▼

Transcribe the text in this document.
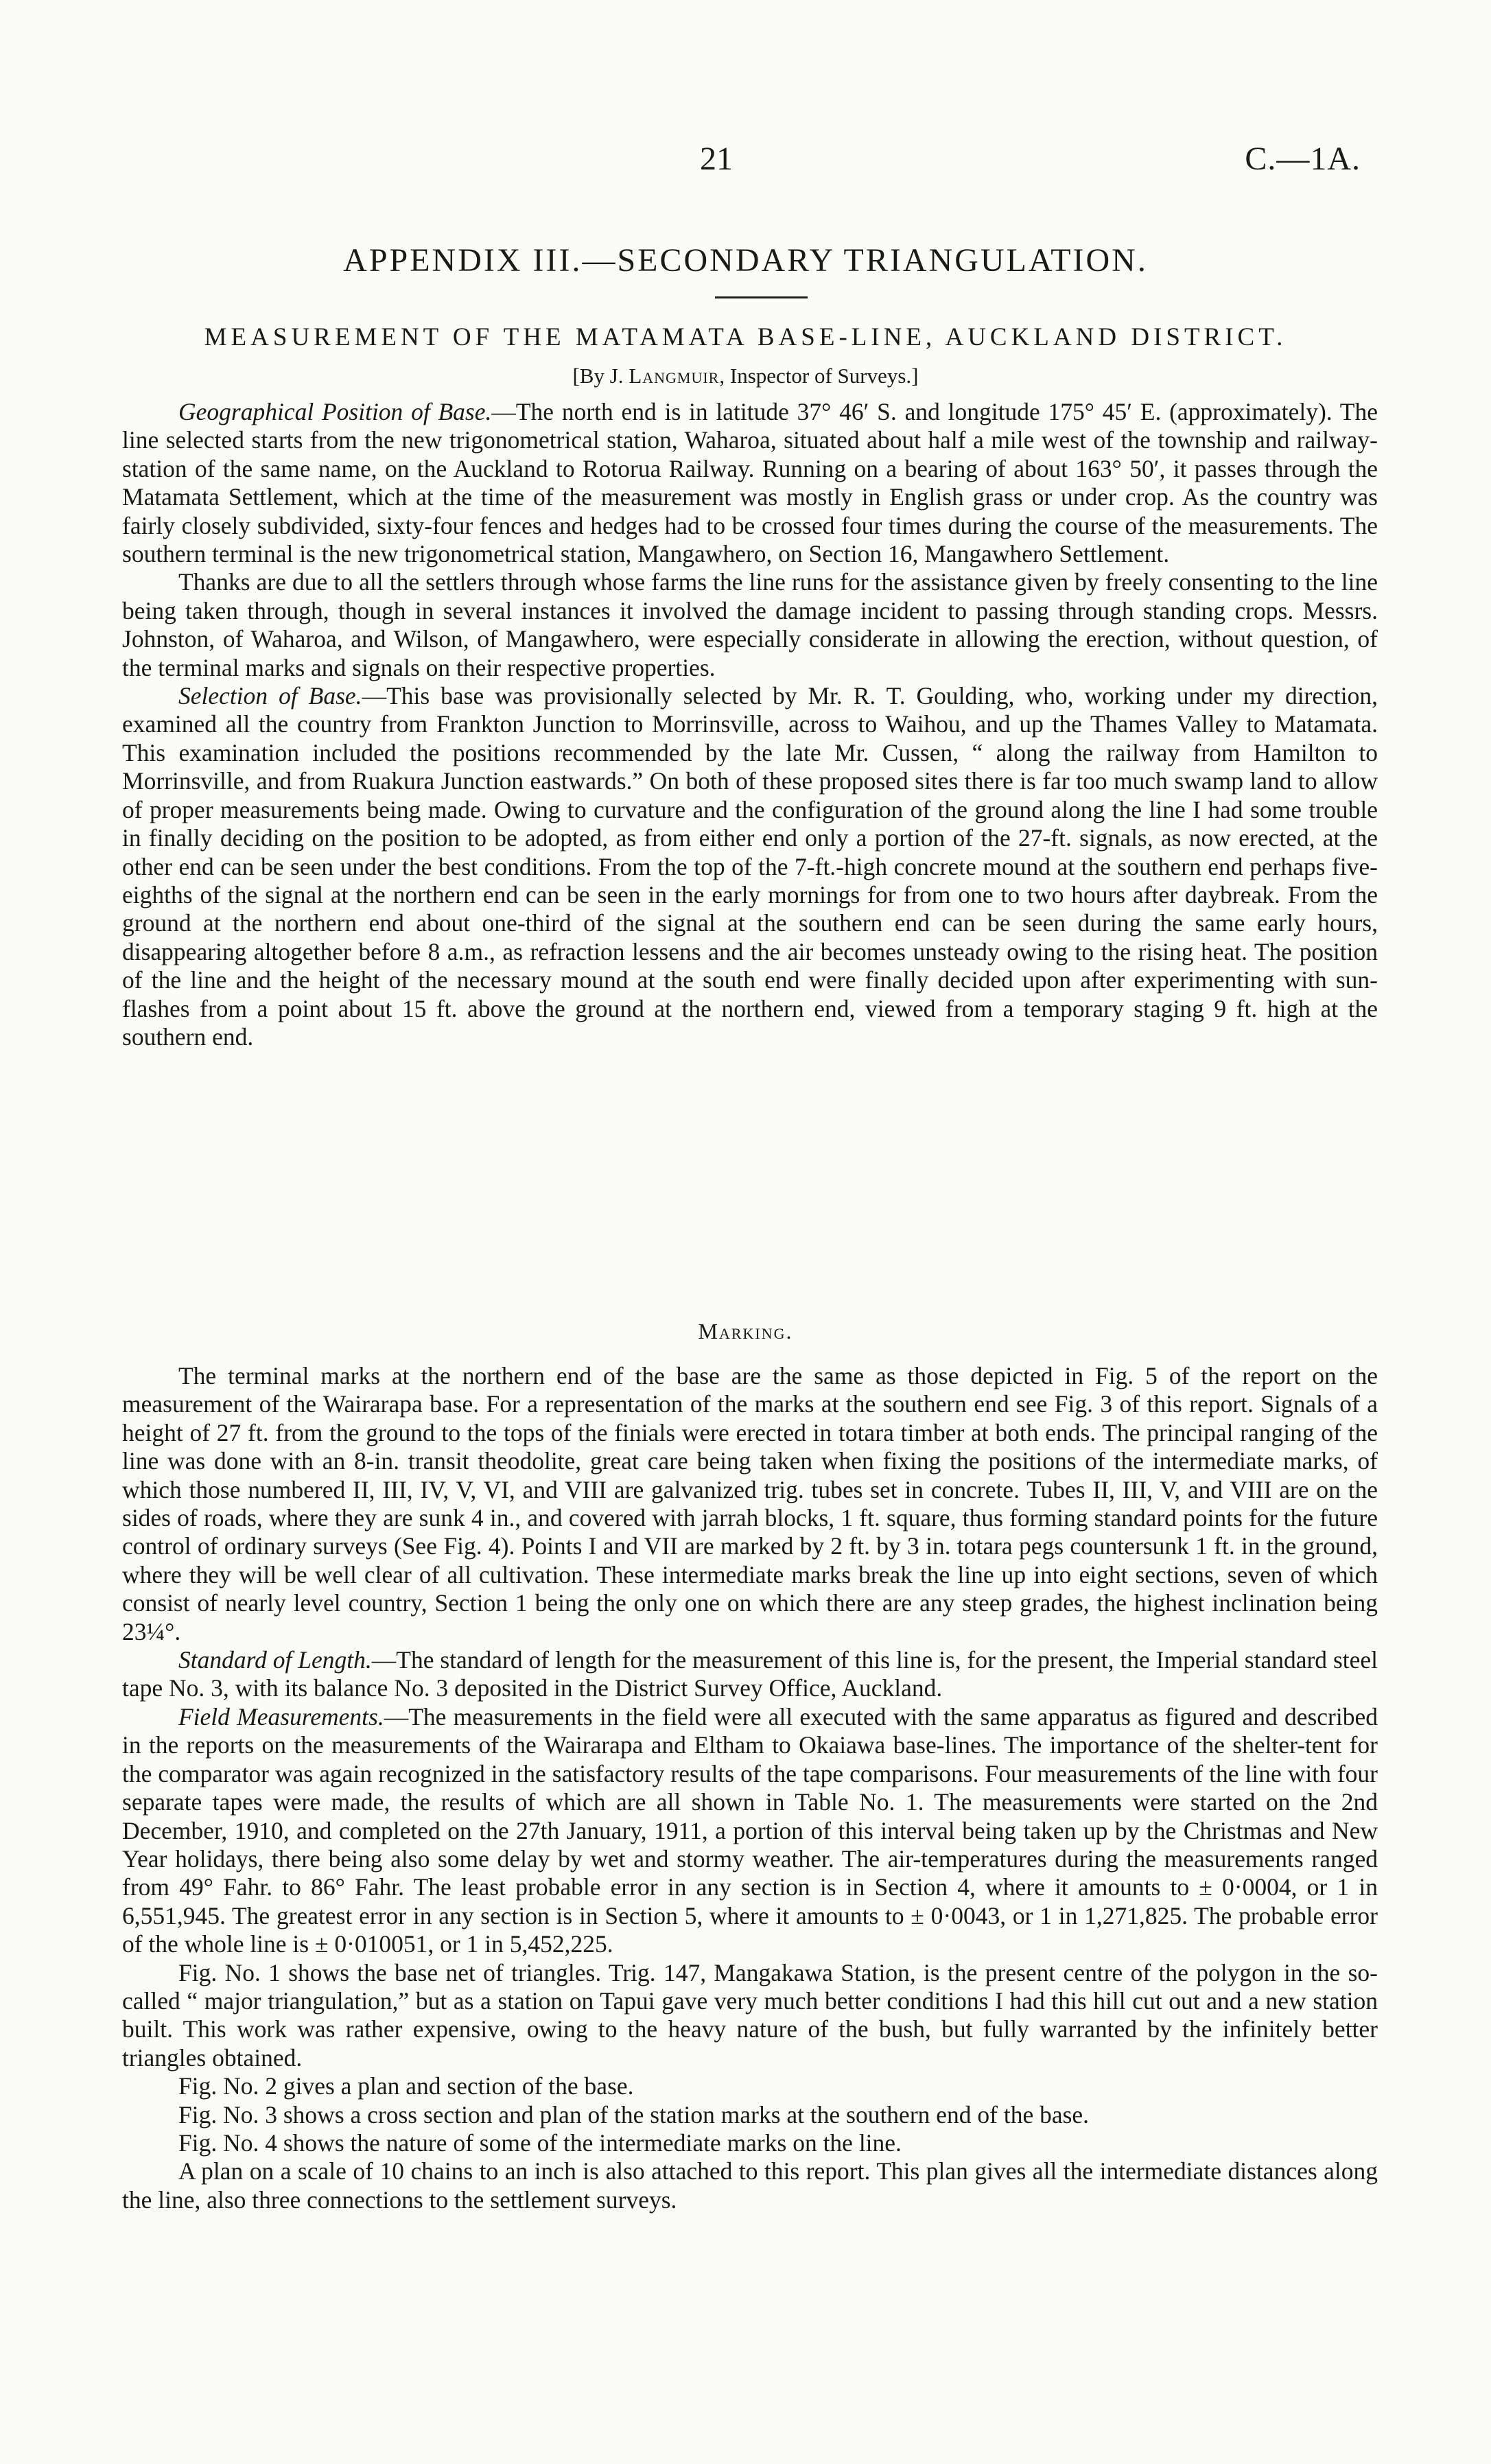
21	C.—1A.
APPENDIX III.—SECONDARY TRIANGULATION.
MEASUREMENT OF THE MATAMATA BASE-LINE, AUCKLAND DISTRICT.
[By J. Langmuir, Inspector of Surveys.]

Geographical Position of Base.—The north end is in latitude 37° 46′ S. and longitude 175° 45′ E. (approximately). The line selected starts from the new trigonometrical station, Waharoa, situated about half a mile west of the township and railway-station of the same name, on the Auckland to Rotorua Railway. Running on a bearing of about 163° 50′, it passes through the Matamata Settlement, which at the time of the measurement was mostly in English grass or under crop. As the country was fairly closely subdivided, sixty-four fences and hedges had to be crossed four times during the course of the measurements. The southern terminal is the new trigonometrical station, Mangawhero, on Section 16, Mangawhero Settlement.

Thanks are due to all the settlers through whose farms the line runs for the assistance given by freely consenting to the line being taken through, though in several instances it involved the damage incident to passing through standing crops. Messrs. Johnston, of Waharoa, and Wilson, of Mangawhero, were especially considerate in allowing the erection, without question, of the terminal marks and signals on their respective properties.

Selection of Base.—This base was provisionally selected by Mr. R. T. Goulding, who, working under my direction, examined all the country from Frankton Junction to Morrinsville, across to Waihou, and up the Thames Valley to Matamata. This examination included the positions recommended by the late Mr. Cussen, “ along the railway from Hamilton to Morrinsville, and from Ruakura Junction eastwards.” On both of these proposed sites there is far too much swamp land to allow of proper measurements being made. Owing to curvature and the configuration of the ground along the line I had some trouble in finally deciding on the position to be adopted, as from either end only a portion of the 27-ft. signals, as now erected, at the other end can be seen under the best conditions. From the top of the 7-ft.-high concrete mound at the southern end perhaps five-eighths of the signal at the northern end can be seen in the early mornings for from one to two hours after daybreak. From the ground at the northern end about one-third of the signal at the southern end can be seen during the same early hours, disappearing altogether before 8 a.m., as refraction lessens and the air becomes unsteady owing to the rising heat. The position of the line and the height of the necessary mound at the south end were finally decided upon after experimenting with sun-flashes from a point about 15 ft. above the ground at the northern end, viewed from a temporary staging 9 ft. high at the southern end.

Marking.

The terminal marks at the northern end of the base are the same as those depicted in Fig. 5 of the report on the measurement of the Wairarapa base. For a representation of the marks at the southern end see Fig. 3 of this report. Signals of a height of 27 ft. from the ground to the tops of the finials were erected in totara timber at both ends. The principal ranging of the line was done with an 8-in. transit theodolite, great care being taken when fixing the positions of the intermediate marks, of which those numbered II, III, IV, V, VI, and VIII are galvanized trig. tubes set in concrete. Tubes II, III, V, and VIII are on the sides of roads, where they are sunk 4 in., and covered with jarrah blocks, 1 ft. square, thus forming standard points for the future control of ordinary surveys (See Fig. 4). Points I and VII are marked by 2 ft. by 3 in. totara pegs countersunk 1 ft. in the ground, where they will be well clear of all cultivation. These intermediate marks break the line up into eight sections, seven of which consist of nearly level country, Section 1 being the only one on which there are any steep grades, the highest inclination being 23¼°.

Standard of Length.—The standard of length for the measurement of this line is, for the present, the Imperial standard steel tape No. 3, with its balance No. 3 deposited in the District Survey Office, Auckland.

Field Measurements.—The measurements in the field were all executed with the same apparatus as figured and described in the reports on the measurements of the Wairarapa and Eltham to Okaiawa base-lines. The importance of the shelter-tent for the comparator was again recognized in the satisfactory results of the tape comparisons. Four measurements of the line with four separate tapes were made, the results of which are all shown in Table No. 1. The measurements were started on the 2nd December, 1910, and completed on the 27th January, 1911, a portion of this interval being taken up by the Christmas and New Year holidays, there being also some delay by wet and stormy weather. The air-temperatures during the measurements ranged from 49° Fahr. to 86° Fahr. The least probable error in any section is in Section 4, where it amounts to ± 0·0004, or 1 in 6,551,945. The greatest error in any section is in Section 5, where it amounts to ± 0·0043, or 1 in 1,271,825. The probable error of the whole line is ± 0·010051, or 1 in 5,452,225.

Fig. No. 1 shows the base net of triangles. Trig. 147, Mangakawa Station, is the present centre of the polygon in the so-called “ major triangulation,” but as a station on Tapui gave very much better conditions I had this hill cut out and a new station built. This work was rather expensive, owing to the heavy nature of the bush, but fully warranted by the infinitely better triangles obtained.

Fig. No. 2 gives a plan and section of the base.

Fig. No. 3 shows a cross section and plan of the station marks at the southern end of the base.

Fig. No. 4 shows the nature of some of the intermediate marks on the line.

A plan on a scale of 10 chains to an inch is also attached to this report. This plan gives all the intermediate distances along the line, also three connections to the settlement surveys.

▲

**Task requirements**
Quote the material in full and exactly; do not carry over its pictures.

**Answer to this exercise**
Transcribe the text in this document.
21	C.—1A.
APPENDIX III.—SECONDARY TRIANGULATION.
MEASUREMENT OF THE MATAMATA BASE-LINE, AUCKLAND DISTRICT.
[By J. Langmuir, Inspector of Surveys.]

Geographical Position of Base.—The north end is in latitude 37° 46′ S. and longitude 175° 45′ E. (approximately). The line selected starts from the new trigonometrical station, Waharoa, situated about half a mile west of the township and railway-station of the same name, on the Auckland to Rotorua Railway. Running on a bearing of about 163° 50′, it passes through the Matamata Settlement, which at the time of the measurement was mostly in English grass or under crop. As the country was fairly closely subdivided, sixty-four fences and hedges had to be crossed four times during the course of the measurements. The southern terminal is the new trigonometrical station, Mangawhero, on Section 16, Mangawhero Settlement.

Thanks are due to all the settlers through whose farms the line runs for the assistance given by freely consenting to the line being taken through, though in several instances it involved the damage incident to passing through standing crops. Messrs. Johnston, of Waharoa, and Wilson, of Mangawhero, were especially considerate in allowing the erection, without question, of the terminal marks and signals on their respective properties.

Selection of Base.—This base was provisionally selected by Mr. R. T. Goulding, who, working under my direction, examined all the country from Frankton Junction to Morrinsville, across to Waihou, and up the Thames Valley to Matamata. This examination included the positions recommended by the late Mr. Cussen, “ along the railway from Hamilton to Morrinsville, and from Ruakura Junction eastwards.” On both of these proposed sites there is far too much swamp land to allow of proper measurements being made. Owing to curvature and the configuration of the ground along the line I had some trouble in finally deciding on the position to be adopted, as from either end only a portion of the 27-ft. signals, as now erected, at the other end can be seen under the best conditions. From the top of the 7-ft.-high concrete mound at the southern end perhaps five-eighths of the signal at the northern end can be seen in the early mornings for from one to two hours after daybreak. From the ground at the northern end about one-third of the signal at the southern end can be seen during the same early hours, disappearing altogether before 8 a.m., as refraction lessens and the air becomes unsteady owing to the rising heat. The position of the line and the height of the necessary mound at the south end were finally decided upon after experimenting with sun-flashes from a point about 15 ft. above the ground at the northern end, viewed from a temporary staging 9 ft. high at the southern end.

Marking.

The terminal marks at the northern end of the base are the same as those depicted in Fig. 5 of the report on the measurement of the Wairarapa base. For a representation of the marks at the southern end see Fig. 3 of this report. Signals of a height of 27 ft. from the ground to the tops of the finials were erected in totara timber at both ends. The principal ranging of the line was done with an 8-in. transit theodolite, great care being taken when fixing the positions of the intermediate marks, of which those numbered II, III, IV, V, VI, and VIII are galvanized trig. tubes set in concrete. Tubes II, III, V, and VIII are on the sides of roads, where they are sunk 4 in., and covered with jarrah blocks, 1 ft. square, thus forming standard points for the future control of ordinary surveys (See Fig. 4). Points I and VII are marked by 2 ft. by 3 in. totara pegs countersunk 1 ft. in the ground, where they will be well clear of all cultivation. These intermediate marks break the line up into eight sections, seven of which consist of nearly level country, Section 1 being the only one on which there are any steep grades, the highest inclination being 23¼°.

Standard of Length.—The standard of length for the measurement of this line is, for the present, the Imperial standard steel tape No. 3, with its balance No. 3 deposited in the District Survey Office, Auckland.

Field Measurements.—The measurements in the field were all executed with the same apparatus as figured and described in the reports on the measurements of the Wairarapa and Eltham to Okaiawa base-lines. The importance of the shelter-tent for the comparator was again recognized in the satisfactory results of the tape comparisons. Four measurements of the line with four separate tapes were made, the results of which are all shown in Table No. 1. The measurements were started on the 2nd December, 1910, and completed on the 27th January, 1911, a portion of this interval being taken up by the Christmas and New Year holidays, there being also some delay by wet and stormy weather. The air-temperatures during the measurements ranged from 49° Fahr. to 86° Fahr. The least probable error in any section is in Section 4, where it amounts to ± 0·0004, or 1 in 6,551,945. The greatest error in any section is in Section 5, where it amounts to ± 0·0043, or 1 in 1,271,825. The probable error of the whole line is ± 0·010051, or 1 in 5,452,225.

Fig. No. 1 shows the base net of triangles. Trig. 147, Mangakawa Station, is the present centre of the polygon in the so-called “ major triangulation,” but as a station on Tapui gave very much better conditions I had this hill cut out and a new station built. This work was rather expensive, owing to the heavy nature of the bush, but fully warranted by the infinitely better triangles obtained.

Fig. No. 2 gives a plan and section of the base.

Fig. No. 3 shows a cross section and plan of the station marks at the southern end of the base.

Fig. No. 4 shows the nature of some of the intermediate marks on the line.

A plan on a scale of 10 chains to an inch is also attached to this report. This plan gives all the intermediate distances along the line, also three connections to the settlement surveys.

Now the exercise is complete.